[Record set Boundary: Start]
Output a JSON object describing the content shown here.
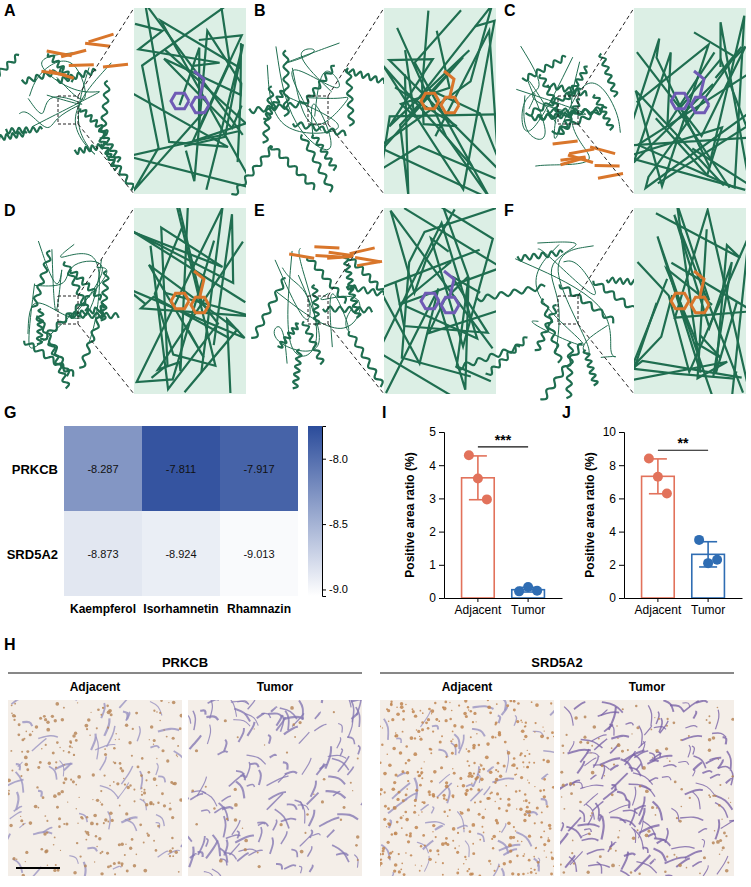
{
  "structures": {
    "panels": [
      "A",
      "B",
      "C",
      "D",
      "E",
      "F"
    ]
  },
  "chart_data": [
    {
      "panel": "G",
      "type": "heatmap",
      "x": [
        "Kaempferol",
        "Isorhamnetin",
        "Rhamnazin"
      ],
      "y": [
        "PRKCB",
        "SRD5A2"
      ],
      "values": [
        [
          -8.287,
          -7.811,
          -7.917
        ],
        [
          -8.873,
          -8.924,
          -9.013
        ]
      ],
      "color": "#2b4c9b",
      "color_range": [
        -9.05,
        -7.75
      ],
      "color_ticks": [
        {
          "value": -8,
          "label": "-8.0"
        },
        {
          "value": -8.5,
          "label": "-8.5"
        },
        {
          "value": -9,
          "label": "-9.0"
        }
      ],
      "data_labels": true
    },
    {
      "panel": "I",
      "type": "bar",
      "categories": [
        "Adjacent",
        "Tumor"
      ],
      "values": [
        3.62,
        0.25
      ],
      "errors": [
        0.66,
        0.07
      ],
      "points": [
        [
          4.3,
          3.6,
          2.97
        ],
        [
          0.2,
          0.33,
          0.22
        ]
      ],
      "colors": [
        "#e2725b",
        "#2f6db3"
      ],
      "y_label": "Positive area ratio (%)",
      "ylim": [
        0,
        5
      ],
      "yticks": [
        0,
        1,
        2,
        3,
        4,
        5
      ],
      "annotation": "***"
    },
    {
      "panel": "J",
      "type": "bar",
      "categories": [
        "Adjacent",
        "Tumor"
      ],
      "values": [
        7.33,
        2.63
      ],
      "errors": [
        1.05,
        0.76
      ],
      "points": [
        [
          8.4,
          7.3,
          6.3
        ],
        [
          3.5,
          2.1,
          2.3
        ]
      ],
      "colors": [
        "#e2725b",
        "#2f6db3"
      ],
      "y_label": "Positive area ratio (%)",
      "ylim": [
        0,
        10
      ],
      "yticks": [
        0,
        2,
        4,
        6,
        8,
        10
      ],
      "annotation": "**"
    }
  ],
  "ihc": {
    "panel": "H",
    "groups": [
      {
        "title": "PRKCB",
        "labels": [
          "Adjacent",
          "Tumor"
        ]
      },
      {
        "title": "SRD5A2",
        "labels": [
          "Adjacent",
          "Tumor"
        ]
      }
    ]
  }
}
[Record set Boundary: End]
[Record set Boundary: Start]
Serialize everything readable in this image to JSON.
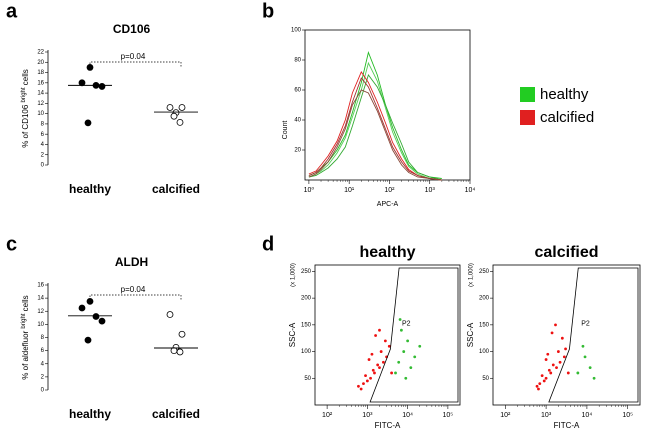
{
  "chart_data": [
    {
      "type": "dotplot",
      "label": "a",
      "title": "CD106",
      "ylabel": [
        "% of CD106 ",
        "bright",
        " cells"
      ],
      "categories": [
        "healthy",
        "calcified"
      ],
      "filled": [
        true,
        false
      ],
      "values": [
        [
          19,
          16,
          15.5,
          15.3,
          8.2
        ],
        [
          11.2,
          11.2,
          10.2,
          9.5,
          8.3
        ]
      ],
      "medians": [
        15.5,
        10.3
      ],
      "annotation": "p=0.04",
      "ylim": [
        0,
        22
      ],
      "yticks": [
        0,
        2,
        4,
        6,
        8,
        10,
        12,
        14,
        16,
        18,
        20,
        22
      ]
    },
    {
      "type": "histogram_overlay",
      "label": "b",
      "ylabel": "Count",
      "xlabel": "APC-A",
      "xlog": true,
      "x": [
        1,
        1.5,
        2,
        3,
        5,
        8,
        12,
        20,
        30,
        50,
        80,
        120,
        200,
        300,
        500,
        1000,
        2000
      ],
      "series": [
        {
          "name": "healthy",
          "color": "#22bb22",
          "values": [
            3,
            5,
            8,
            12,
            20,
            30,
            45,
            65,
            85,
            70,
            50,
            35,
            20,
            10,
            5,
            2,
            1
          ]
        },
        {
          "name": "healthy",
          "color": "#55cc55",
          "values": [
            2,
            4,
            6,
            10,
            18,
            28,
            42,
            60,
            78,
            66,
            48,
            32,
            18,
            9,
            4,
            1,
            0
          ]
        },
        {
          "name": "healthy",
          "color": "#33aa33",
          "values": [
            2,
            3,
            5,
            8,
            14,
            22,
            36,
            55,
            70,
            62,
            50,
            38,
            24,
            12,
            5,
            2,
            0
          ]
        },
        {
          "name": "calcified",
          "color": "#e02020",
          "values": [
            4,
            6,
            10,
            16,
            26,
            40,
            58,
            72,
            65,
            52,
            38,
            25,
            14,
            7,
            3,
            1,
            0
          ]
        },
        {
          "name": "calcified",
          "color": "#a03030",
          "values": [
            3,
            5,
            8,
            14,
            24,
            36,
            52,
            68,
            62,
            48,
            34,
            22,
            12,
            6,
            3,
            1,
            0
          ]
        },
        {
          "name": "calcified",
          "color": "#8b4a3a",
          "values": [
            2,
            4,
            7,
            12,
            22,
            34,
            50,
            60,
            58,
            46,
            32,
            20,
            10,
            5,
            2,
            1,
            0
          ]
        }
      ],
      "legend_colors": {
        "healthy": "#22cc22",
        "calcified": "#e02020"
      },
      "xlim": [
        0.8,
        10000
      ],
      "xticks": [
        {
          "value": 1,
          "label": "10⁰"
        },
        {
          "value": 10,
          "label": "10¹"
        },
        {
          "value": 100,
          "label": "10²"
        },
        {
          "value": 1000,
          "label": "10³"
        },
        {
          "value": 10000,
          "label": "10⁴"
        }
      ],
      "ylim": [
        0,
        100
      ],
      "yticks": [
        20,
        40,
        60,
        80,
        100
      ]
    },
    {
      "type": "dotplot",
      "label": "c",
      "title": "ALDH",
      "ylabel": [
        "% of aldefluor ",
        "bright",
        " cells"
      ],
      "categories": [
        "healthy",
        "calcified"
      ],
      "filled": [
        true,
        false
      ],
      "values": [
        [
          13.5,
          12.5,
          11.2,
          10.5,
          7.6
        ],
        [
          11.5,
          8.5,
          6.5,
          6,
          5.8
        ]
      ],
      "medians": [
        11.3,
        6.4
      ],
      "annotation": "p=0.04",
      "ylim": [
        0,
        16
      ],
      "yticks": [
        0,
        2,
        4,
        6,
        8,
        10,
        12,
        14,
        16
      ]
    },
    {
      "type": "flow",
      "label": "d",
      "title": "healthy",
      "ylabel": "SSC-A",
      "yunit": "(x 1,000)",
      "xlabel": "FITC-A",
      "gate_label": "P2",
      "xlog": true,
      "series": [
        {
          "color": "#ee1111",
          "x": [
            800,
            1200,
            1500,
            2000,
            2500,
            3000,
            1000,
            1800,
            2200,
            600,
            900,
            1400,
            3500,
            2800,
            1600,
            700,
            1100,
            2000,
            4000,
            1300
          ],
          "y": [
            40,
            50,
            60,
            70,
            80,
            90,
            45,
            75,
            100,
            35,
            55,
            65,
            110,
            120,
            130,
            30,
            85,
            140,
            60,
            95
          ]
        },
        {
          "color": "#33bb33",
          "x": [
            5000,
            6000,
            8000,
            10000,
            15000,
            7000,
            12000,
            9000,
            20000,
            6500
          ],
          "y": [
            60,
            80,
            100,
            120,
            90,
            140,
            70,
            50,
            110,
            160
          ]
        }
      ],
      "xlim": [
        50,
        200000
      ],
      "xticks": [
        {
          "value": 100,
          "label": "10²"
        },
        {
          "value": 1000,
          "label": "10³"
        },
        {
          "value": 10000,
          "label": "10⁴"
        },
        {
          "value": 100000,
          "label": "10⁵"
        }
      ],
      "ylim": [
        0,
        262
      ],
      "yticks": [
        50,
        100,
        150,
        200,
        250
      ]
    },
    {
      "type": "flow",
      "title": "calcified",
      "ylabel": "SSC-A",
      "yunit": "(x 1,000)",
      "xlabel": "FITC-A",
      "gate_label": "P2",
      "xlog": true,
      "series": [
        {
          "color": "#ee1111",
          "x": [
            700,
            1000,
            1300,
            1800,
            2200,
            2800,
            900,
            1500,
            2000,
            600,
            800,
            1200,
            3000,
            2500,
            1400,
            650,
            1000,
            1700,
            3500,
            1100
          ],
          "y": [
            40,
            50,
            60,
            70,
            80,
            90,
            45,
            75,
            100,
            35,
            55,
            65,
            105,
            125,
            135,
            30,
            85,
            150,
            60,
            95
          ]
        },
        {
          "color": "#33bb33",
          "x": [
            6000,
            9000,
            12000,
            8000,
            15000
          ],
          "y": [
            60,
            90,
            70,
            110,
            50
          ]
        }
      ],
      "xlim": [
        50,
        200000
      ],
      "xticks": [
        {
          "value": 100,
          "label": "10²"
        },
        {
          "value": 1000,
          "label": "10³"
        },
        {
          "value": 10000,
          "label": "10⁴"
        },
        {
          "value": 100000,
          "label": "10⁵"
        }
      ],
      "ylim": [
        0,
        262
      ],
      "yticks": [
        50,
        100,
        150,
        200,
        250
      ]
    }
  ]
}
[Record set Boundary: End]
Task to carry out:
Please filter the data down to the lines containing the word "annotation".

Reply to the task:
      "annotation": "***"
      "annotation": "**"
      "annotation": "p=0.04",
      "annotation": "p=0.04",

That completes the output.